-------- Listed records --------

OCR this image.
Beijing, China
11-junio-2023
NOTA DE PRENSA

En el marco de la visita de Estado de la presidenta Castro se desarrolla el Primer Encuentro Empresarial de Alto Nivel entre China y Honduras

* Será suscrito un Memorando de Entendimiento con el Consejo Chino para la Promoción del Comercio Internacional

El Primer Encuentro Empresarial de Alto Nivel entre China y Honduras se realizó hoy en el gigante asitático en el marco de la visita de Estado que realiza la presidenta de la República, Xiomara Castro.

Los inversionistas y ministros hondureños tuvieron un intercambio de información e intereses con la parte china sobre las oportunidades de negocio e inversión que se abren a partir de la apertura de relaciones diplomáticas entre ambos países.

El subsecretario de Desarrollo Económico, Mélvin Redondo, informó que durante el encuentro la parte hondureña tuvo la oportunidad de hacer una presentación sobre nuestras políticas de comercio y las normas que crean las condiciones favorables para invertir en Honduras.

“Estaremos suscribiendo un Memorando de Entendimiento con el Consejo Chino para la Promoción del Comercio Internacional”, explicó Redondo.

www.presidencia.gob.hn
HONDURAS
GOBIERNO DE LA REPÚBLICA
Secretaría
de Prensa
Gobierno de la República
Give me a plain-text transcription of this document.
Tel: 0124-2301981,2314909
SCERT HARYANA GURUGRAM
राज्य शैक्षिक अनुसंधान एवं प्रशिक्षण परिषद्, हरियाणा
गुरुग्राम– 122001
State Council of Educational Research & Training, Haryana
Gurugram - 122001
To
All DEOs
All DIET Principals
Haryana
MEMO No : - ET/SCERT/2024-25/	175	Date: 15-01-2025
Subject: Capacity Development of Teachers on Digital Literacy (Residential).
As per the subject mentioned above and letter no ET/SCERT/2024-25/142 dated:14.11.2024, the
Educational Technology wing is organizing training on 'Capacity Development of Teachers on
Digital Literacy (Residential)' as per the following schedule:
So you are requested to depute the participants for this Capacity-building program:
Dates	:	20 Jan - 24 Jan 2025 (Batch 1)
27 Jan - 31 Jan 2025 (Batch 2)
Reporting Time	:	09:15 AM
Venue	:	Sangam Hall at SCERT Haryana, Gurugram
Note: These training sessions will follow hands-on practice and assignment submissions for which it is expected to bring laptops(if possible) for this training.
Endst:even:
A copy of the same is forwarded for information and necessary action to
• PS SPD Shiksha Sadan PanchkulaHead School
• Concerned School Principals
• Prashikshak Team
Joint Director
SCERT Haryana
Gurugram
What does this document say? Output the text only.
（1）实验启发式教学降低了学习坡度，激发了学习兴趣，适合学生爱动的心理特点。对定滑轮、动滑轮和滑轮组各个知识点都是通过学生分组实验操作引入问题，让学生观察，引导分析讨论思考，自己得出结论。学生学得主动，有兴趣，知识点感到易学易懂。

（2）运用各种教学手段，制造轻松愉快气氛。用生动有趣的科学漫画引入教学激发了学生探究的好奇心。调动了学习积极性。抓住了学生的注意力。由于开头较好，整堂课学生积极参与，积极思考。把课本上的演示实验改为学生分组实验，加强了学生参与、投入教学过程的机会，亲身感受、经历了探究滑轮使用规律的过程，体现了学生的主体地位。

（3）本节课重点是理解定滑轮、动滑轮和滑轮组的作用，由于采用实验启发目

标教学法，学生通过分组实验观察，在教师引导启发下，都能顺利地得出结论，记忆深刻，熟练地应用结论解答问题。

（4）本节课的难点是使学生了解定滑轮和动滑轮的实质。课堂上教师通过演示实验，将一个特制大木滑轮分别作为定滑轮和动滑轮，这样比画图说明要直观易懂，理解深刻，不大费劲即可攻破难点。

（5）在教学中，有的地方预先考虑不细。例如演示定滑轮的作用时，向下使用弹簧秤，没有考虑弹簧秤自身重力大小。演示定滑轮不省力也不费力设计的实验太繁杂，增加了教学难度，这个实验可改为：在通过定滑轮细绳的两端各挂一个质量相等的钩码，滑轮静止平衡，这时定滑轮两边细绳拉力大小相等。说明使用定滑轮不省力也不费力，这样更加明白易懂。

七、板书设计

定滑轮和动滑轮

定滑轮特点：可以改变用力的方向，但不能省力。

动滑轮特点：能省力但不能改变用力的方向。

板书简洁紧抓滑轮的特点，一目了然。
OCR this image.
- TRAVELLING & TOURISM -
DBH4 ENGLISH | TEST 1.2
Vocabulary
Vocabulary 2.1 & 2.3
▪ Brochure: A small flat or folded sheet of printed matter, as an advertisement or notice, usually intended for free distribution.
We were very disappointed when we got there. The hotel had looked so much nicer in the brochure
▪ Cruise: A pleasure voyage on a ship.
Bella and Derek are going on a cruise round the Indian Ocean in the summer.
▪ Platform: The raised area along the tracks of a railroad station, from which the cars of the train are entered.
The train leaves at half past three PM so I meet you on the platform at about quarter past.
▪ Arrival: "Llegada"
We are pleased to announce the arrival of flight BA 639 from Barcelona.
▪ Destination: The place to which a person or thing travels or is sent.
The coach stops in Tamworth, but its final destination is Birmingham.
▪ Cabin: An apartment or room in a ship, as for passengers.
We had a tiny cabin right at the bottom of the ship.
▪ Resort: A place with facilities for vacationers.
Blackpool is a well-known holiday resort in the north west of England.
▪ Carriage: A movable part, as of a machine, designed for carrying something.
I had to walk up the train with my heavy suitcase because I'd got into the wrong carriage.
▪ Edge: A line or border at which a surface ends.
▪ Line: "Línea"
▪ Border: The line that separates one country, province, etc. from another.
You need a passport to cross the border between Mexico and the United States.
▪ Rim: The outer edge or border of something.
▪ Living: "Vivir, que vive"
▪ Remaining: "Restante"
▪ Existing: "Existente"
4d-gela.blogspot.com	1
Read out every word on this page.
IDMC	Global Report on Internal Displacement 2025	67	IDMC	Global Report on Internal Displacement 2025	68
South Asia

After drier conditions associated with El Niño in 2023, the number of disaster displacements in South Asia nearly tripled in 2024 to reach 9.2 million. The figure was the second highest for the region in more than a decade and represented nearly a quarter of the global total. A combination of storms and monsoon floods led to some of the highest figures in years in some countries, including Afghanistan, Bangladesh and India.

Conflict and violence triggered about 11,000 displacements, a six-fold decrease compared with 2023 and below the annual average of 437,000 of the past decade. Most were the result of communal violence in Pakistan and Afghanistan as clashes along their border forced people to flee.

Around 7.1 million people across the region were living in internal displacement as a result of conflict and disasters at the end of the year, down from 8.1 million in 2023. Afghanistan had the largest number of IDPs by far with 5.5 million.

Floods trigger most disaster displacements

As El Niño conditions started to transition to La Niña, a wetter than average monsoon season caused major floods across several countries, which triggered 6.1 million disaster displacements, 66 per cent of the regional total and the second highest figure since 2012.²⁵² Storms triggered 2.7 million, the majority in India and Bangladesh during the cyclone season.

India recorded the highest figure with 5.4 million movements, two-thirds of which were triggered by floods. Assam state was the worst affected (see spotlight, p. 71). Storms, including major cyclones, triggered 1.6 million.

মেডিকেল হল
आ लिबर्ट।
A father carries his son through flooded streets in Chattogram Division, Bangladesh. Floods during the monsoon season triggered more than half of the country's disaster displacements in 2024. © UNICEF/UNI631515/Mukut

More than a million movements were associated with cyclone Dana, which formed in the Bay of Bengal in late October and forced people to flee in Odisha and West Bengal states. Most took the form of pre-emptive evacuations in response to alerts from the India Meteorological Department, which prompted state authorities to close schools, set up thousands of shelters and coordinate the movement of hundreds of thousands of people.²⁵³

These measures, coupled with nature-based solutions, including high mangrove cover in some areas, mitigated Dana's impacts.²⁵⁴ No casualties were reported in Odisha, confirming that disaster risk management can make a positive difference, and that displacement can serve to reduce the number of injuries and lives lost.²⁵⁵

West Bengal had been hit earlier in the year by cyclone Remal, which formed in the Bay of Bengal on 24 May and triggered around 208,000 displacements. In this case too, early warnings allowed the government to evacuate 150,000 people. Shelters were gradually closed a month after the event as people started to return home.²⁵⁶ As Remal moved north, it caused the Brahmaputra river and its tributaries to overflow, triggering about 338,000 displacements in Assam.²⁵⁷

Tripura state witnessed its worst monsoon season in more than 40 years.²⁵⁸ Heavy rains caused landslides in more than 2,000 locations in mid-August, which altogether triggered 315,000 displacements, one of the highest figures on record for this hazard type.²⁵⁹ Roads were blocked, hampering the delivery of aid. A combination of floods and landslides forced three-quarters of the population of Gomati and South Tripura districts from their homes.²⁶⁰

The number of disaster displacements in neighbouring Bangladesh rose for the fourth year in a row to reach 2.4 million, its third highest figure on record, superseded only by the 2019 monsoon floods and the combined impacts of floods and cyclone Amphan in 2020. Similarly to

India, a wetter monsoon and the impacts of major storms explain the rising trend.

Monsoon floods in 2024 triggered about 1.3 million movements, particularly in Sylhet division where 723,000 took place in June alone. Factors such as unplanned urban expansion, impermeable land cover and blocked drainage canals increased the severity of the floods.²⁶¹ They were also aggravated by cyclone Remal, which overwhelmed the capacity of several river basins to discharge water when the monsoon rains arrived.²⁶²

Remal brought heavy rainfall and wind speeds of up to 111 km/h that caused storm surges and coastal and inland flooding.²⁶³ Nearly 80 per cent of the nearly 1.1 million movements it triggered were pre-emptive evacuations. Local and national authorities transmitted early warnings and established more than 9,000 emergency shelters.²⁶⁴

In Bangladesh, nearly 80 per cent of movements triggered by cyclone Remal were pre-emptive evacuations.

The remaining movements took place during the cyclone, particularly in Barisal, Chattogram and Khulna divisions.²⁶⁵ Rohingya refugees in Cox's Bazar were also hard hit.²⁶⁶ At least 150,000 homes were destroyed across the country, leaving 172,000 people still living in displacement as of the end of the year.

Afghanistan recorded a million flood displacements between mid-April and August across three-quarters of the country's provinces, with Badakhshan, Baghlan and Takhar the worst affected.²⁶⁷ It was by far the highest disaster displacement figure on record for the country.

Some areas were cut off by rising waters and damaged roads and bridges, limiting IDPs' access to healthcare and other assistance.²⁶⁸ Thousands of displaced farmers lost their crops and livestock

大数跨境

--------

> Problem description
Copy each line holding the word "associated" from the listing above.

> Answer to this problem
After drier conditions associated with El Niño in 2023, the number of disaster displacements in South Asia nearly tripled in 2024 to reach 9.2 million. The figure was the second highest for the region in more than a decade and represented nearly a quarter of the global total. A combination of storms and monsoon floods led to some of the highest figures in years in some countries, including Afghanistan, Bangladesh and India.
More than a million movements were associated with cyclone Dana, which formed in the Bay of Bengal in late October and forced people to flee in Odisha and West Bengal states. Most took the form of pre-emptive evacuations in response to alerts from the India Meteorological Department, which prompted state authorities to close schools, set up thousands of shelters and coordinate the movement of hundreds of thousands of people.²⁵³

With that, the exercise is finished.